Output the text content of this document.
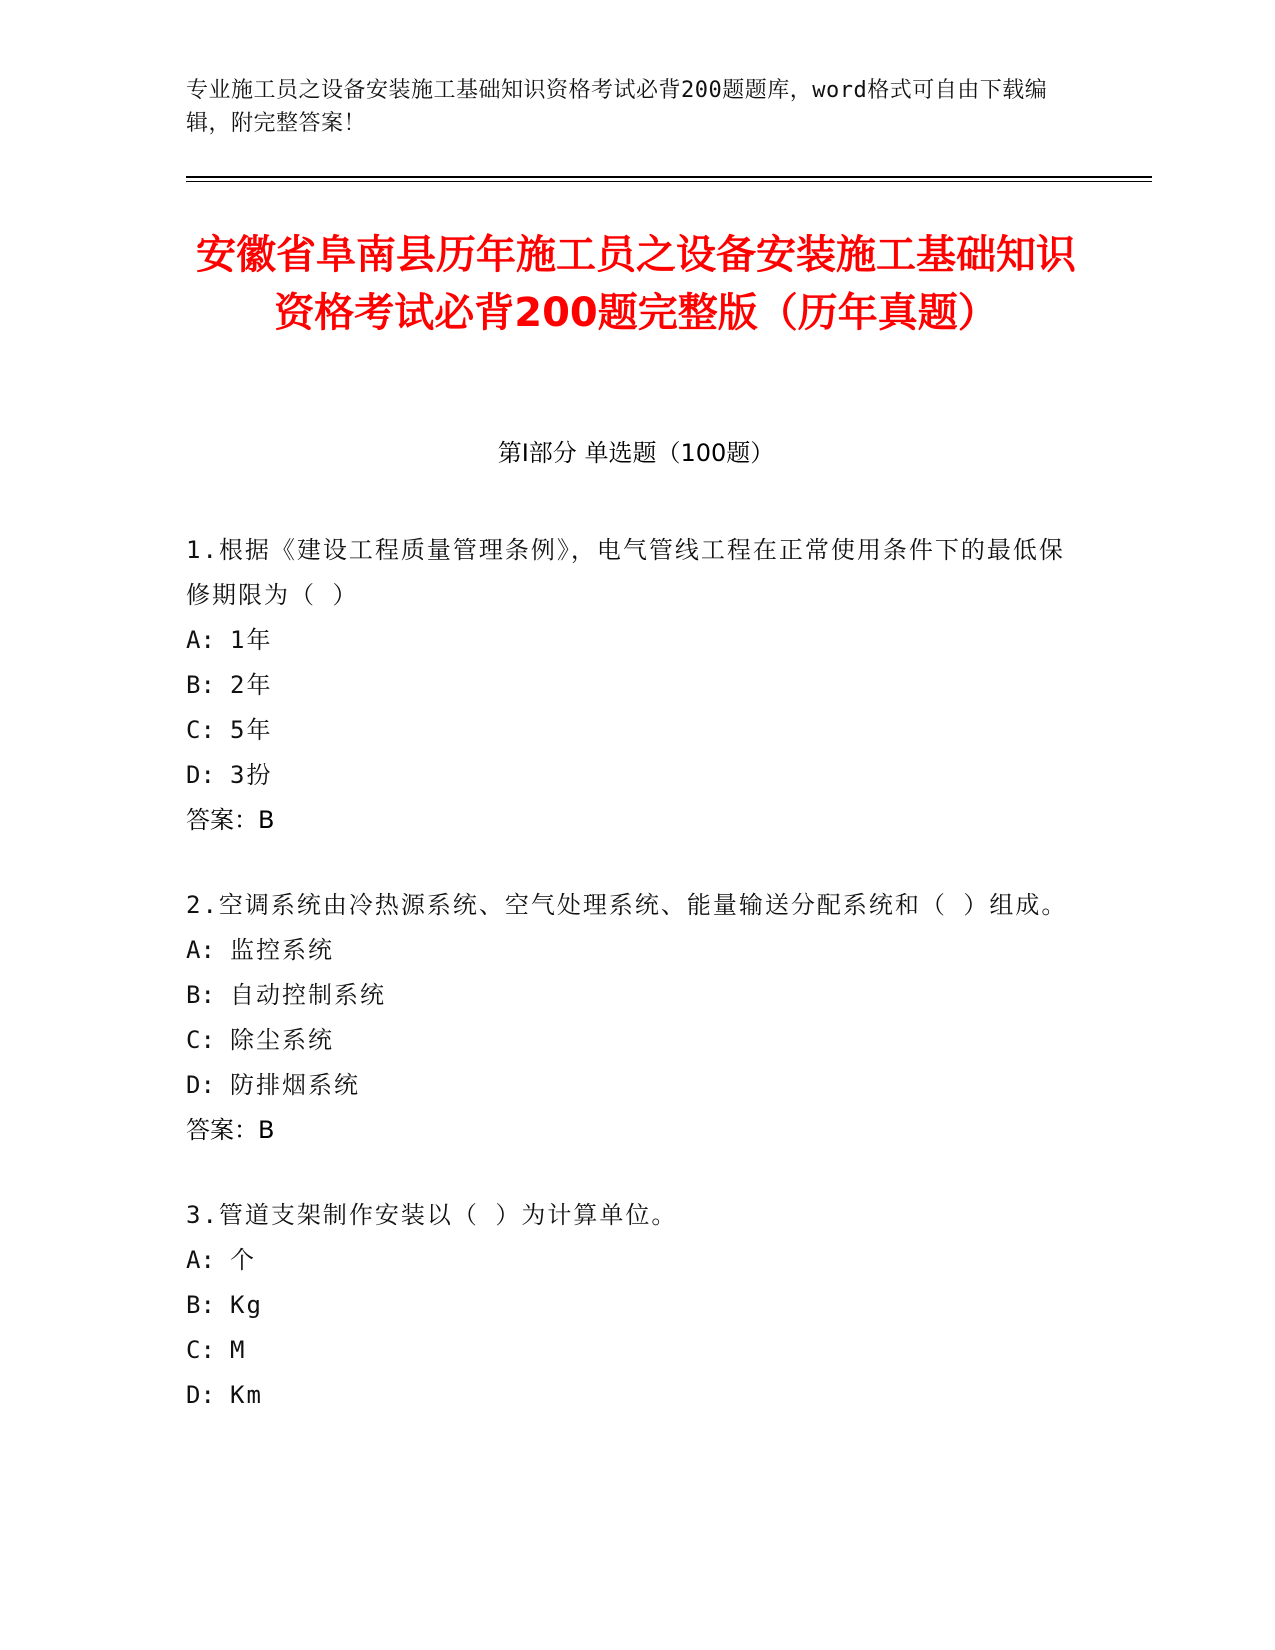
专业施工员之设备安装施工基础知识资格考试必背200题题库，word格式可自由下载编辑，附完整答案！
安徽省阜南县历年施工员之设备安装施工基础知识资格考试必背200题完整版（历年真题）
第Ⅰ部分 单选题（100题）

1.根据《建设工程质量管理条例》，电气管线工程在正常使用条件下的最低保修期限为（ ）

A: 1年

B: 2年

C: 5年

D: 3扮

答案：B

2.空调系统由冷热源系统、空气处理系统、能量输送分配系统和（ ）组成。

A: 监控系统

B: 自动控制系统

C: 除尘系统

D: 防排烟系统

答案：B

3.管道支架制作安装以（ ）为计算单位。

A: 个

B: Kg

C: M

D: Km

☆ ☆ ☆ ☆ ☆ ☆ ☆

*WHAT THE EXERCISE ASKS:* Leave out the pictures and give the listing above again exactly.

*TASK SOLUTION:*
Output the text content of this document.
专业施工员之设备安装施工基础知识资格考试必背200题题库，word格式可自由下载编辑，附完整答案！
安徽省阜南县历年施工员之设备安装施工基础知识资格考试必背200题完整版（历年真题）
第Ⅰ部分 单选题（100题）

1.根据《建设工程质量管理条例》，电气管线工程在正常使用条件下的最低保修期限为（ ）

A: 1年

B: 2年

C: 5年

D: 3扮

答案：B

2.空调系统由冷热源系统、空气处理系统、能量输送分配系统和（ ）组成。

A: 监控系统

B: 自动控制系统

C: 除尘系统

D: 防排烟系统

答案：B

3.管道支架制作安装以（ ）为计算单位。

A: 个

B: Kg

C: M

D: Km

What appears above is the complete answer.